---------- Records for processing ----------

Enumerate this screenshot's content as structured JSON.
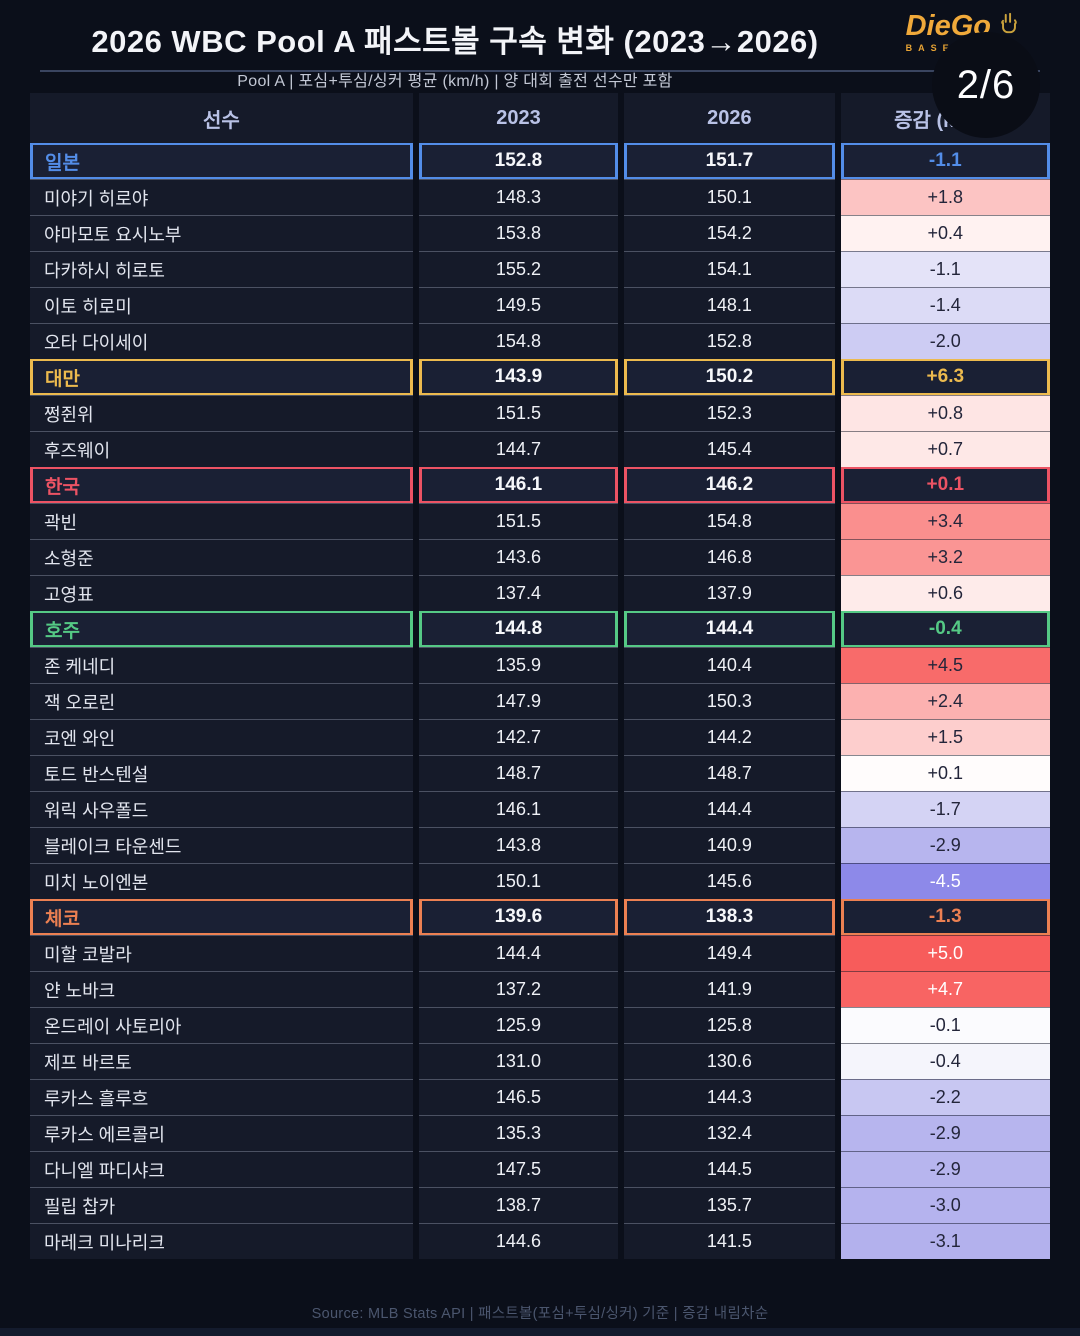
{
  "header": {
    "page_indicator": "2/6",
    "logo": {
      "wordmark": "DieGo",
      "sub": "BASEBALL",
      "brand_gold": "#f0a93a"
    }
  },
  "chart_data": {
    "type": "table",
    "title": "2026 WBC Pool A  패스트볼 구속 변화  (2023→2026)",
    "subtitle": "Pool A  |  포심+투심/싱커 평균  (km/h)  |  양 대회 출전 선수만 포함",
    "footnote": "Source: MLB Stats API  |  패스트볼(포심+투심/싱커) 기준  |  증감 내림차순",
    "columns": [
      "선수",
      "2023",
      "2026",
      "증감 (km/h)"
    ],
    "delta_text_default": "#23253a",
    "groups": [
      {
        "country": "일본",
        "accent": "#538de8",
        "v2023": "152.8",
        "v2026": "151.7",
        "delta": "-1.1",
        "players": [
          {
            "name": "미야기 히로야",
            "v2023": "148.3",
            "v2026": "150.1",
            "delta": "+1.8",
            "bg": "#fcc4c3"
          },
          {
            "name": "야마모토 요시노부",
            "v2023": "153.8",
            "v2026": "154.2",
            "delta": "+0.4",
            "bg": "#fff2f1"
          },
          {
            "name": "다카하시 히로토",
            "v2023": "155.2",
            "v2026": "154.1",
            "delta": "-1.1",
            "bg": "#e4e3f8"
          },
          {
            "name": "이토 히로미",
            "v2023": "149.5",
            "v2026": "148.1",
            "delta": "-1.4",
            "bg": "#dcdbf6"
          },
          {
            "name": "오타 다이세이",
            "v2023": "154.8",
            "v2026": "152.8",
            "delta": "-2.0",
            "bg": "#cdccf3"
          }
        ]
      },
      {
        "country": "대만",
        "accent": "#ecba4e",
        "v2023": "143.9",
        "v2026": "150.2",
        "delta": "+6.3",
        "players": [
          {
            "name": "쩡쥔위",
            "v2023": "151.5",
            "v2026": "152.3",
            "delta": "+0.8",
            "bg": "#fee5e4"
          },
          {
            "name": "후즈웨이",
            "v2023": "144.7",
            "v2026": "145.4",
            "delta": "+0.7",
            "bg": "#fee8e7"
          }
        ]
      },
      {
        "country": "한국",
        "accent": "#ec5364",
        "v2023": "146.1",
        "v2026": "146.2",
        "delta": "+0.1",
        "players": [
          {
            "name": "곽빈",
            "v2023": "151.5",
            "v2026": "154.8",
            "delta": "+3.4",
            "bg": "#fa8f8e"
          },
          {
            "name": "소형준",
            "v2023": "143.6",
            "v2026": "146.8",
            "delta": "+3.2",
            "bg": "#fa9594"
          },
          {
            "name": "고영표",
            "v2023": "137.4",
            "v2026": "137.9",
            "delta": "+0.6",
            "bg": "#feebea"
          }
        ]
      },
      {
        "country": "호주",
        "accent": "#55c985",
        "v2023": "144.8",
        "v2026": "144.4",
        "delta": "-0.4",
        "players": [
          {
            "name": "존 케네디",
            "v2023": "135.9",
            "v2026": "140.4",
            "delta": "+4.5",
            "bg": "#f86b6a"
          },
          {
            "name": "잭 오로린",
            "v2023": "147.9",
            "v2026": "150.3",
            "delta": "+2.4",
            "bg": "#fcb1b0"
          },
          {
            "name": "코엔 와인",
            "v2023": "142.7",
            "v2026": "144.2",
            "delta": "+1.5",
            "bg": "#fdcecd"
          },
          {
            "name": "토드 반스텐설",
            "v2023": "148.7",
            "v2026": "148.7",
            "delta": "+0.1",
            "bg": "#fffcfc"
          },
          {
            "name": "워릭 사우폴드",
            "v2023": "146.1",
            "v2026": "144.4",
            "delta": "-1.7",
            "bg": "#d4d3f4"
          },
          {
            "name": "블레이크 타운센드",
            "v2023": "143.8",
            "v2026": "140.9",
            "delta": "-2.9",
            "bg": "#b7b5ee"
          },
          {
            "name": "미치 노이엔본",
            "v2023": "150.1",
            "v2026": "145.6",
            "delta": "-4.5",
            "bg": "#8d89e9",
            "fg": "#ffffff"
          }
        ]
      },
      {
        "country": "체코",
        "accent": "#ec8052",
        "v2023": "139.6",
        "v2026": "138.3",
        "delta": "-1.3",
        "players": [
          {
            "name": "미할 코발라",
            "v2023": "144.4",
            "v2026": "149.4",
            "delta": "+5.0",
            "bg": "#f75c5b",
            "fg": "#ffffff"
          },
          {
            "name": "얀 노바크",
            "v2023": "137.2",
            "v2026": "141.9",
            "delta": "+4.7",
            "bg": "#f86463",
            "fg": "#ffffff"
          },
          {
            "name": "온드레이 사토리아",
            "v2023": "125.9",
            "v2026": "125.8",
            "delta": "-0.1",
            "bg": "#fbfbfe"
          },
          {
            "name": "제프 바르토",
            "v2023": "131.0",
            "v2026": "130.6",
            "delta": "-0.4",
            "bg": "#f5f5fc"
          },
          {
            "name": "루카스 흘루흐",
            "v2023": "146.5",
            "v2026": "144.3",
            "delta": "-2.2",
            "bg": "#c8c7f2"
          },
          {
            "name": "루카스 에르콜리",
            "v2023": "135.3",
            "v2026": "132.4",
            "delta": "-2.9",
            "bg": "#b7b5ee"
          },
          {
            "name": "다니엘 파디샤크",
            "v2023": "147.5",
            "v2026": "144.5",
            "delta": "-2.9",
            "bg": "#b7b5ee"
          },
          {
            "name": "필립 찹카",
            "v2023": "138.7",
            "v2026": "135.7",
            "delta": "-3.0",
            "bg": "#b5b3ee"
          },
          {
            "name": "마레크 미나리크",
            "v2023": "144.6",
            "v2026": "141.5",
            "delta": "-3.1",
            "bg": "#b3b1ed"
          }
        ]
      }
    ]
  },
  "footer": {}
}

----------

> _Description of the task_
Output all the records, word for word, with no pictures in the copy.

> _Full output_
Enumerate this screenshot's content as structured JSON.
{
  "header": {
    "page_indicator": "2/6",
    "logo": {
      "wordmark": "DieGo",
      "sub": "BASEBALL",
      "brand_gold": "#f0a93a"
    }
  },
  "chart_data": {
    "type": "table",
    "title": "2026 WBC Pool A  패스트볼 구속 변화  (2023→2026)",
    "subtitle": "Pool A  |  포심+투심/싱커 평균  (km/h)  |  양 대회 출전 선수만 포함",
    "footnote": "Source: MLB Stats API  |  패스트볼(포심+투심/싱커) 기준  |  증감 내림차순",
    "columns": [
      "선수",
      "2023",
      "2026",
      "증감 (km/h)"
    ],
    "delta_text_default": "#23253a",
    "groups": [
      {
        "country": "일본",
        "accent": "#538de8",
        "v2023": "152.8",
        "v2026": "151.7",
        "delta": "-1.1",
        "players": [
          {
            "name": "미야기 히로야",
            "v2023": "148.3",
            "v2026": "150.1",
            "delta": "+1.8",
            "bg": "#fcc4c3"
          },
          {
            "name": "야마모토 요시노부",
            "v2023": "153.8",
            "v2026": "154.2",
            "delta": "+0.4",
            "bg": "#fff2f1"
          },
          {
            "name": "다카하시 히로토",
            "v2023": "155.2",
            "v2026": "154.1",
            "delta": "-1.1",
            "bg": "#e4e3f8"
          },
          {
            "name": "이토 히로미",
            "v2023": "149.5",
            "v2026": "148.1",
            "delta": "-1.4",
            "bg": "#dcdbf6"
          },
          {
            "name": "오타 다이세이",
            "v2023": "154.8",
            "v2026": "152.8",
            "delta": "-2.0",
            "bg": "#cdccf3"
          }
        ]
      },
      {
        "country": "대만",
        "accent": "#ecba4e",
        "v2023": "143.9",
        "v2026": "150.2",
        "delta": "+6.3",
        "players": [
          {
            "name": "쩡쥔위",
            "v2023": "151.5",
            "v2026": "152.3",
            "delta": "+0.8",
            "bg": "#fee5e4"
          },
          {
            "name": "후즈웨이",
            "v2023": "144.7",
            "v2026": "145.4",
            "delta": "+0.7",
            "bg": "#fee8e7"
          }
        ]
      },
      {
        "country": "한국",
        "accent": "#ec5364",
        "v2023": "146.1",
        "v2026": "146.2",
        "delta": "+0.1",
        "players": [
          {
            "name": "곽빈",
            "v2023": "151.5",
            "v2026": "154.8",
            "delta": "+3.4",
            "bg": "#fa8f8e"
          },
          {
            "name": "소형준",
            "v2023": "143.6",
            "v2026": "146.8",
            "delta": "+3.2",
            "bg": "#fa9594"
          },
          {
            "name": "고영표",
            "v2023": "137.4",
            "v2026": "137.9",
            "delta": "+0.6",
            "bg": "#feebea"
          }
        ]
      },
      {
        "country": "호주",
        "accent": "#55c985",
        "v2023": "144.8",
        "v2026": "144.4",
        "delta": "-0.4",
        "players": [
          {
            "name": "존 케네디",
            "v2023": "135.9",
            "v2026": "140.4",
            "delta": "+4.5",
            "bg": "#f86b6a"
          },
          {
            "name": "잭 오로린",
            "v2023": "147.9",
            "v2026": "150.3",
            "delta": "+2.4",
            "bg": "#fcb1b0"
          },
          {
            "name": "코엔 와인",
            "v2023": "142.7",
            "v2026": "144.2",
            "delta": "+1.5",
            "bg": "#fdcecd"
          },
          {
            "name": "토드 반스텐설",
            "v2023": "148.7",
            "v2026": "148.7",
            "delta": "+0.1",
            "bg": "#fffcfc"
          },
          {
            "name": "워릭 사우폴드",
            "v2023": "146.1",
            "v2026": "144.4",
            "delta": "-1.7",
            "bg": "#d4d3f4"
          },
          {
            "name": "블레이크 타운센드",
            "v2023": "143.8",
            "v2026": "140.9",
            "delta": "-2.9",
            "bg": "#b7b5ee"
          },
          {
            "name": "미치 노이엔본",
            "v2023": "150.1",
            "v2026": "145.6",
            "delta": "-4.5",
            "bg": "#8d89e9",
            "fg": "#ffffff"
          }
        ]
      },
      {
        "country": "체코",
        "accent": "#ec8052",
        "v2023": "139.6",
        "v2026": "138.3",
        "delta": "-1.3",
        "players": [
          {
            "name": "미할 코발라",
            "v2023": "144.4",
            "v2026": "149.4",
            "delta": "+5.0",
            "bg": "#f75c5b",
            "fg": "#ffffff"
          },
          {
            "name": "얀 노바크",
            "v2023": "137.2",
            "v2026": "141.9",
            "delta": "+4.7",
            "bg": "#f86463",
            "fg": "#ffffff"
          },
          {
            "name": "온드레이 사토리아",
            "v2023": "125.9",
            "v2026": "125.8",
            "delta": "-0.1",
            "bg": "#fbfbfe"
          },
          {
            "name": "제프 바르토",
            "v2023": "131.0",
            "v2026": "130.6",
            "delta": "-0.4",
            "bg": "#f5f5fc"
          },
          {
            "name": "루카스 흘루흐",
            "v2023": "146.5",
            "v2026": "144.3",
            "delta": "-2.2",
            "bg": "#c8c7f2"
          },
          {
            "name": "루카스 에르콜리",
            "v2023": "135.3",
            "v2026": "132.4",
            "delta": "-2.9",
            "bg": "#b7b5ee"
          },
          {
            "name": "다니엘 파디샤크",
            "v2023": "147.5",
            "v2026": "144.5",
            "delta": "-2.9",
            "bg": "#b7b5ee"
          },
          {
            "name": "필립 찹카",
            "v2023": "138.7",
            "v2026": "135.7",
            "delta": "-3.0",
            "bg": "#b5b3ee"
          },
          {
            "name": "마레크 미나리크",
            "v2023": "144.6",
            "v2026": "141.5",
            "delta": "-3.1",
            "bg": "#b3b1ed"
          }
        ]
      }
    ]
  },
  "footer": {}
}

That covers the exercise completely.